>>

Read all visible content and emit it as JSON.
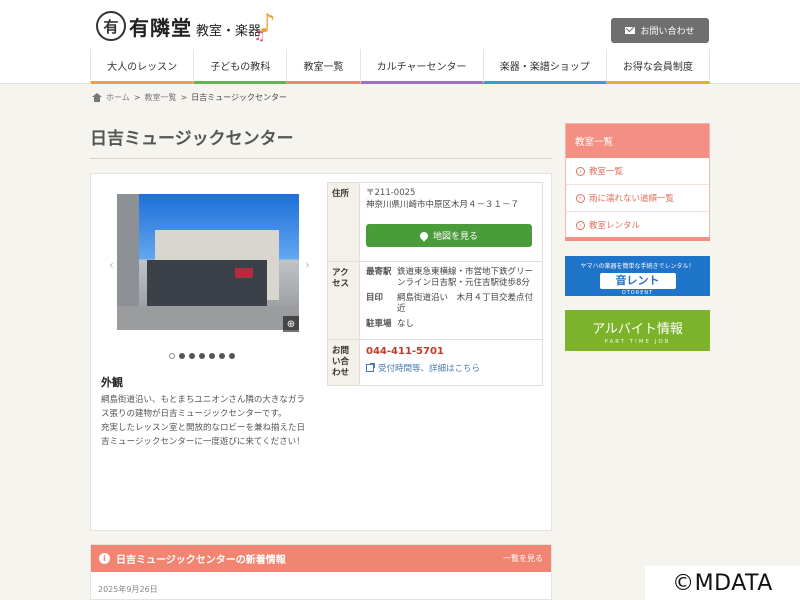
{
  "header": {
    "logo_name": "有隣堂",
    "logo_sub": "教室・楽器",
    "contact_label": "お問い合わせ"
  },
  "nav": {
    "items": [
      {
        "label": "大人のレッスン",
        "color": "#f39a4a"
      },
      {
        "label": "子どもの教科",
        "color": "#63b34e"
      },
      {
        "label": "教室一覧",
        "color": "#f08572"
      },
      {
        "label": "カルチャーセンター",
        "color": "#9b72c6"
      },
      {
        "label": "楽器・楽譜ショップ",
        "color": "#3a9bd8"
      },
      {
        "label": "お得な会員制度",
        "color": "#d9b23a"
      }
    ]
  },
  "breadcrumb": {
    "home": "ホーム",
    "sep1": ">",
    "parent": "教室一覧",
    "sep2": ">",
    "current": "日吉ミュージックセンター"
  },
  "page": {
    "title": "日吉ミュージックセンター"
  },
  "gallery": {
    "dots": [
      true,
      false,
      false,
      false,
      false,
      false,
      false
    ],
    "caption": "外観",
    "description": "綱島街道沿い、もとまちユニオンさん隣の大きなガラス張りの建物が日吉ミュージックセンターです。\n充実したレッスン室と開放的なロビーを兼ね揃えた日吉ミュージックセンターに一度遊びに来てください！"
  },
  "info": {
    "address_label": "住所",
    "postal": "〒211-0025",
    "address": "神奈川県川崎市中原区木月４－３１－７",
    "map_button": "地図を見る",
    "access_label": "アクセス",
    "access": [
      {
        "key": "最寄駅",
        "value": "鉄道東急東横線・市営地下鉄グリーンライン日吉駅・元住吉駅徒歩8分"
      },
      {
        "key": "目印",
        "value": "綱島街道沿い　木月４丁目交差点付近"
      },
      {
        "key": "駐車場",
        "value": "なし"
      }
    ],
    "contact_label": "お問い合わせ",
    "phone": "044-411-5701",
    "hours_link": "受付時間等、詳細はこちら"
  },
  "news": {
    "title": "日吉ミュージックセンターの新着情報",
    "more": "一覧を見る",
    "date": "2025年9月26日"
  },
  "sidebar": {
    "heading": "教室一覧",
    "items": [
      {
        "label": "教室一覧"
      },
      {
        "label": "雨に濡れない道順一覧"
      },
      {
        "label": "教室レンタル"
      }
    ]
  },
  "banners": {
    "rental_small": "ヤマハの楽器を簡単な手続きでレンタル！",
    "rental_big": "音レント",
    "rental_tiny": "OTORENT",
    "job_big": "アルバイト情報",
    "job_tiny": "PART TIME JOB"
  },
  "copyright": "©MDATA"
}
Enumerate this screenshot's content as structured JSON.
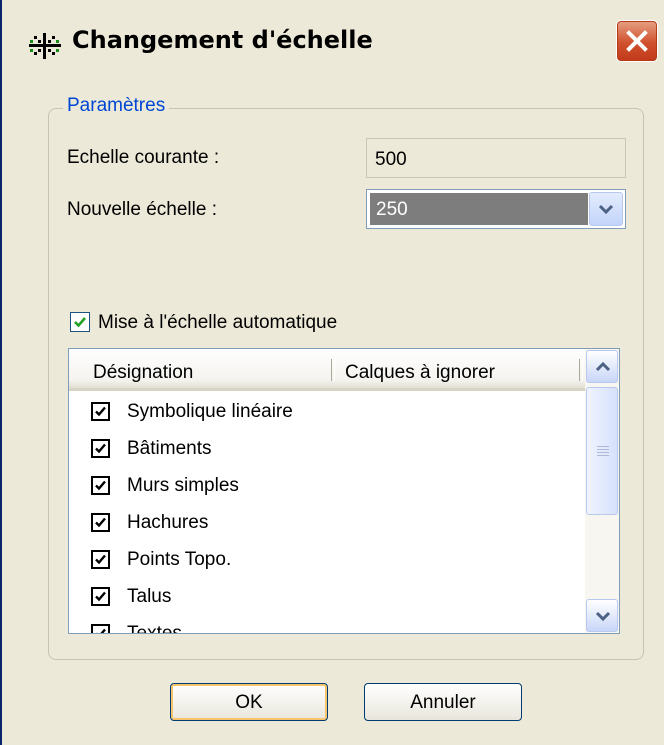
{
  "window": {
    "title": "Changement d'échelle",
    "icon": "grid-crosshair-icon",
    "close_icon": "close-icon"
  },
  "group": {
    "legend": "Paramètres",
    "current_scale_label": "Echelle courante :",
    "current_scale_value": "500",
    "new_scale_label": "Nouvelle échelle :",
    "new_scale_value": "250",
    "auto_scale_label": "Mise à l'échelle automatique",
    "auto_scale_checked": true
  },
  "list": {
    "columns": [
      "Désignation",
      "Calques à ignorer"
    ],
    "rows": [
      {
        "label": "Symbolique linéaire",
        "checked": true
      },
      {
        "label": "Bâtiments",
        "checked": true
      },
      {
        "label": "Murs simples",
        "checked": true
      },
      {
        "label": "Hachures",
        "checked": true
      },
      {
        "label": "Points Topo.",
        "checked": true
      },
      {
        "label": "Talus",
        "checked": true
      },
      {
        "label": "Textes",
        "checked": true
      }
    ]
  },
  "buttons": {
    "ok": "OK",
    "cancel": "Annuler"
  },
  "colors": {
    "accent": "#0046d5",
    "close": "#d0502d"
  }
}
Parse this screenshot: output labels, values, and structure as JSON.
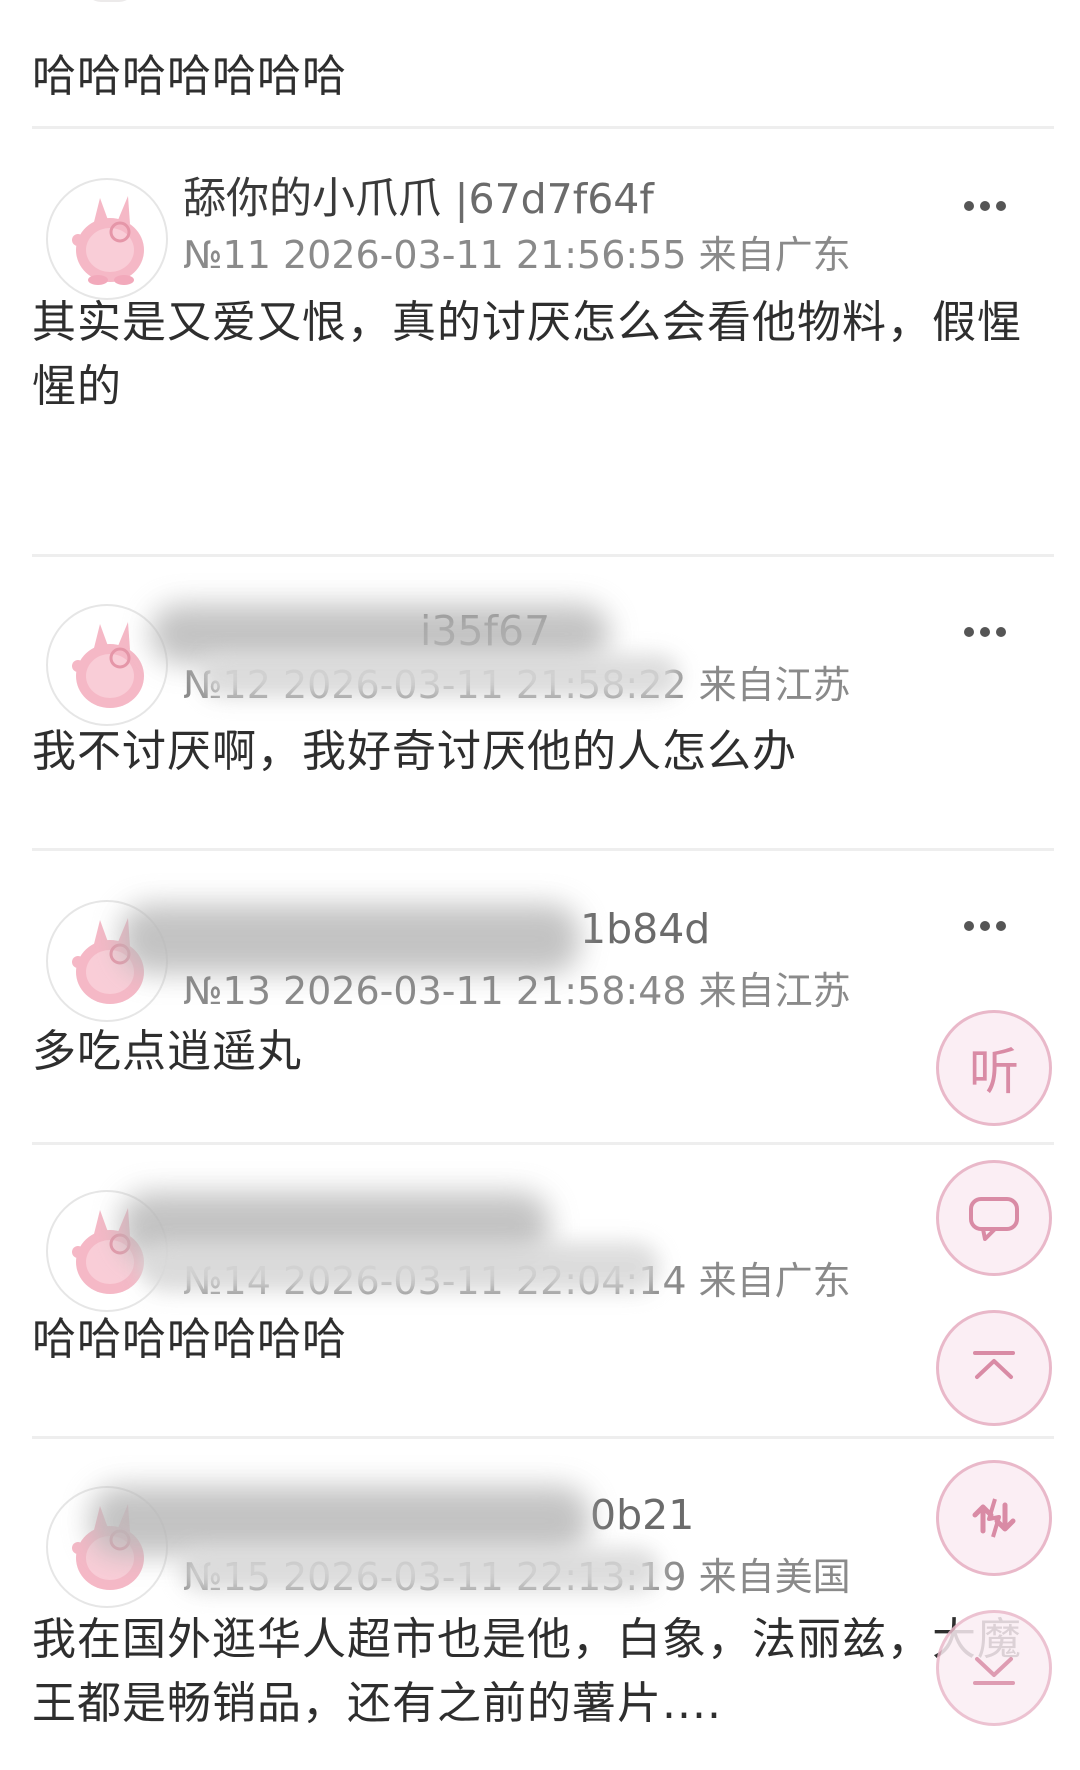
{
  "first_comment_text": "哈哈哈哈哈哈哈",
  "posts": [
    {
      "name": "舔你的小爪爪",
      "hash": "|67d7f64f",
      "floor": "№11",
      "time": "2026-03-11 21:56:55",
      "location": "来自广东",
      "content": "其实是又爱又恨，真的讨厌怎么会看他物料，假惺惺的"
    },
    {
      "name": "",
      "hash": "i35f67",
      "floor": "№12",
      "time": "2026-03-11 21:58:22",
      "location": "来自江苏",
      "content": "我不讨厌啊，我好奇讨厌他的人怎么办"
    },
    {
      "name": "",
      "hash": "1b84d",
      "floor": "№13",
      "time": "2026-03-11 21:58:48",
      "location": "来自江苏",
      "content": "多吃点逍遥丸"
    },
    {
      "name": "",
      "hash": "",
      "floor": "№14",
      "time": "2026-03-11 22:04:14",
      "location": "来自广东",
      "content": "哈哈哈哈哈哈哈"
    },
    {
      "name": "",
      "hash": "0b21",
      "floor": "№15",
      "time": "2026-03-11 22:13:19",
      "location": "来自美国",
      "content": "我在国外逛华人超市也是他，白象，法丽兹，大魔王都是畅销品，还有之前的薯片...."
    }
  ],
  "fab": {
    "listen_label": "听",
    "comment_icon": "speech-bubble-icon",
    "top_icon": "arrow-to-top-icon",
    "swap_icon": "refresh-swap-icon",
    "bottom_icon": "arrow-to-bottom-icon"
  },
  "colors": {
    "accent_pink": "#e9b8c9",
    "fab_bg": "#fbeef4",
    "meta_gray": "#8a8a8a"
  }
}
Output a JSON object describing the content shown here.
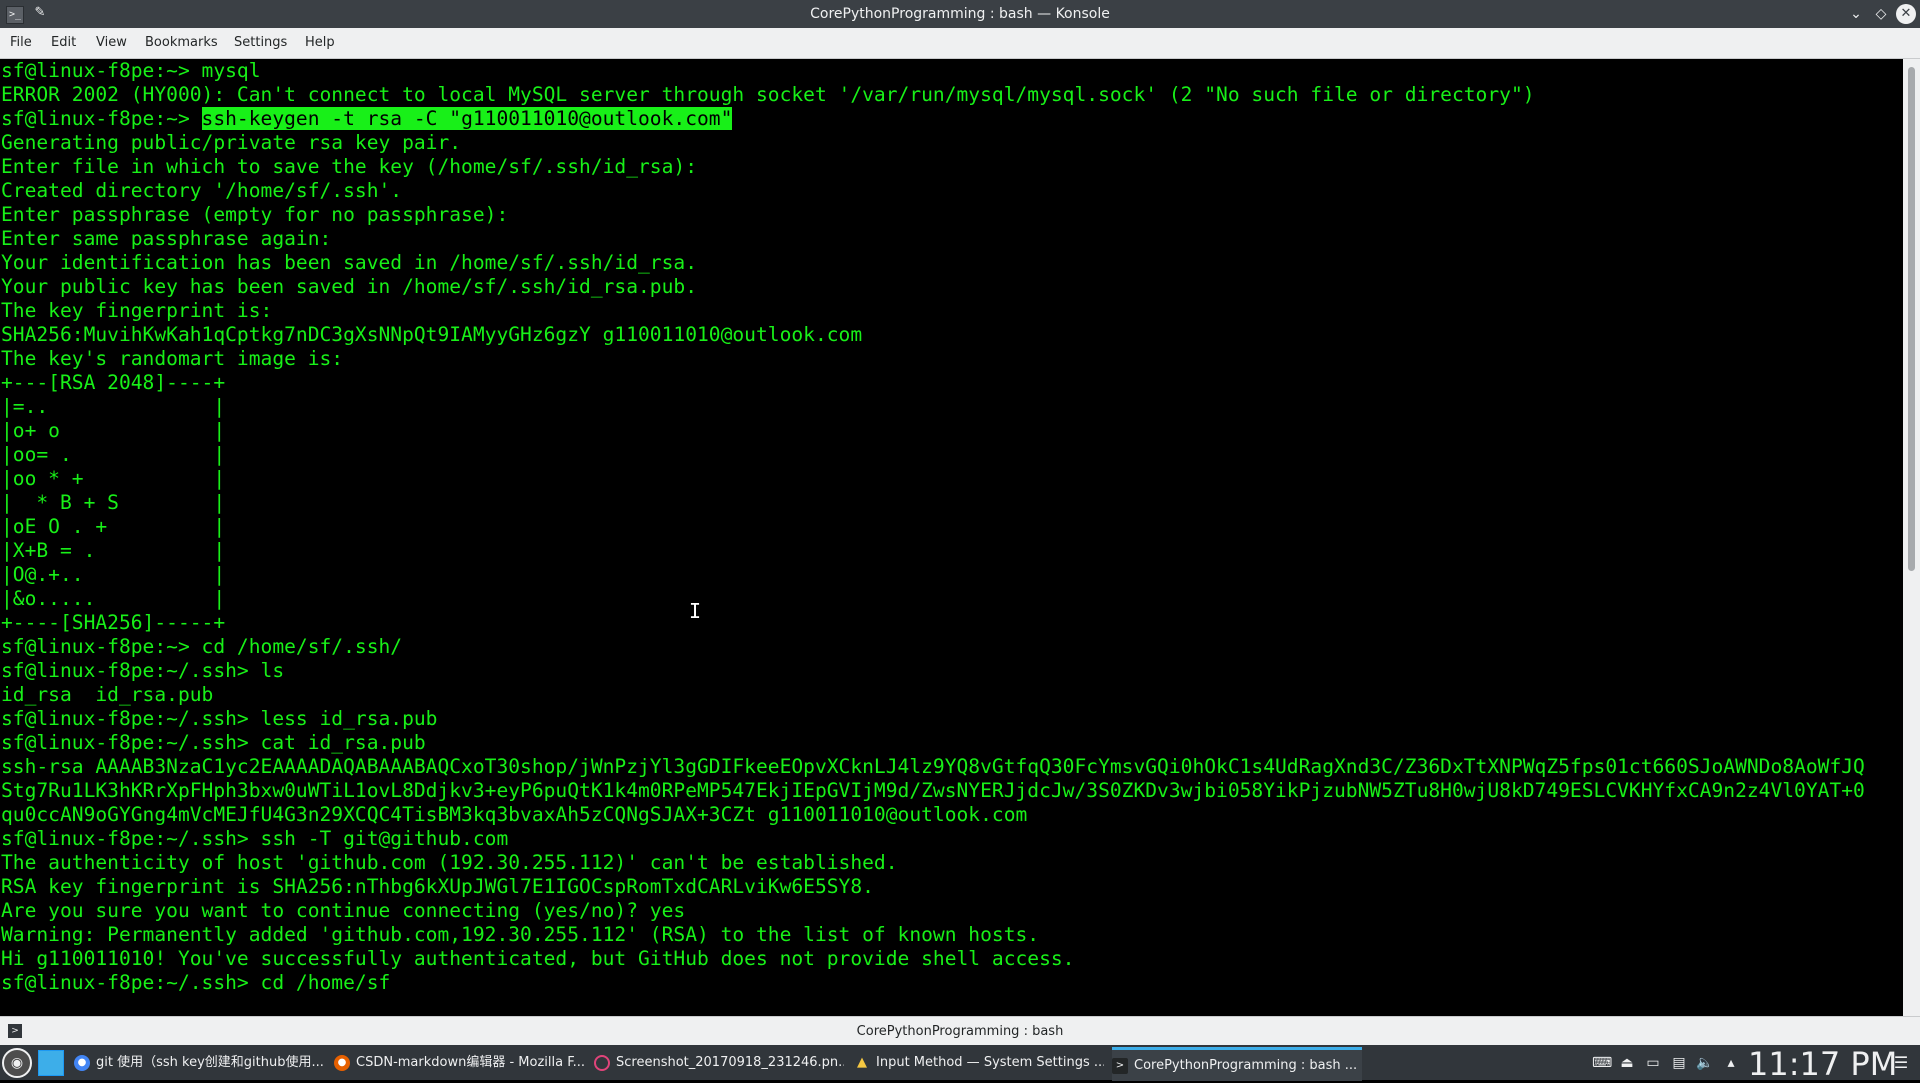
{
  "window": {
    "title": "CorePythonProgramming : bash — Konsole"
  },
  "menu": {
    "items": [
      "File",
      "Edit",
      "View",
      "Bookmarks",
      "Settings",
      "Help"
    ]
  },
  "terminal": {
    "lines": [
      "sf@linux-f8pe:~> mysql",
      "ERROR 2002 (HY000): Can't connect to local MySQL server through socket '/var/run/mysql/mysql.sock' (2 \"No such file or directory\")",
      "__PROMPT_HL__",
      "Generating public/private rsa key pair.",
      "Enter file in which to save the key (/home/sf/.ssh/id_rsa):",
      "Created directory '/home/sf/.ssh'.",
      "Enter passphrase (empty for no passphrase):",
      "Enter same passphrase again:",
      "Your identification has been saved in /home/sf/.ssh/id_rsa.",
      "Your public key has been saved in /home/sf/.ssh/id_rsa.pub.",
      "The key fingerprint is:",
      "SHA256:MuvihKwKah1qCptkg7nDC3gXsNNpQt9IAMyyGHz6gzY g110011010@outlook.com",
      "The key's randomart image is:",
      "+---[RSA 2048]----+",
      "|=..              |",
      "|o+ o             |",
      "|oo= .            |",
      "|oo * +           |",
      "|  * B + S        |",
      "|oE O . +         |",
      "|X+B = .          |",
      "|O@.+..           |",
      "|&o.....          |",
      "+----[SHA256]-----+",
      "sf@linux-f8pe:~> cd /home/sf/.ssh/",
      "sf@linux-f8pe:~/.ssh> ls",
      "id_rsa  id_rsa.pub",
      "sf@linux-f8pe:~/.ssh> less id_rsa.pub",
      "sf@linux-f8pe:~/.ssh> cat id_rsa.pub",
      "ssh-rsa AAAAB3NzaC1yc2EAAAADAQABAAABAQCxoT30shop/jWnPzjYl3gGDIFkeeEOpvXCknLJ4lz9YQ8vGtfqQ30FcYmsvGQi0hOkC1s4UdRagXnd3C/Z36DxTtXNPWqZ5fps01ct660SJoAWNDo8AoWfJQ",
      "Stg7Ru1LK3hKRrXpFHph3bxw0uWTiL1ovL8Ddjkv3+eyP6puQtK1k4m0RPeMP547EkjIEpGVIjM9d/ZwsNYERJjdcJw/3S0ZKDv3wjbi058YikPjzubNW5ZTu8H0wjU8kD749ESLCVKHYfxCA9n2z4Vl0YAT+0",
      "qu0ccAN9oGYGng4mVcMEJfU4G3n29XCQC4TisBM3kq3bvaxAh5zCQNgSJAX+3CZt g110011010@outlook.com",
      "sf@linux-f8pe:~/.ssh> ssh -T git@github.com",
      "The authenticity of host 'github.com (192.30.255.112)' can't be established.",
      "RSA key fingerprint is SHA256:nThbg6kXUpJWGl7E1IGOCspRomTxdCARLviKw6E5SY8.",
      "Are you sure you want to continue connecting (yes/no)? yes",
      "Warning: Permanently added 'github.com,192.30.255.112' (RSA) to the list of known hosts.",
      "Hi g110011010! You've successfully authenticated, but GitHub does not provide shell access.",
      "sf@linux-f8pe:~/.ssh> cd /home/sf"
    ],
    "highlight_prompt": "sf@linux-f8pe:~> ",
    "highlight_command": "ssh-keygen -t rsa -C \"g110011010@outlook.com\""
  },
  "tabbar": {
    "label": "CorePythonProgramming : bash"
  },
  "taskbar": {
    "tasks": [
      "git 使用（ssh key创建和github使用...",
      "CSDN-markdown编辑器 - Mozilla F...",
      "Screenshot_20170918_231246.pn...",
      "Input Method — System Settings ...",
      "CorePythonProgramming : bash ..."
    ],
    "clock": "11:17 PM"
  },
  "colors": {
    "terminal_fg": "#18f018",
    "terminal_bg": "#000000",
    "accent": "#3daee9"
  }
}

<<

Your task: Copy every line from the records above that contains the word "お問い合わせ".

Response to the exercise:
    "contact_label": "お問い合わせ"
    "contact_label": "お問い合わせ",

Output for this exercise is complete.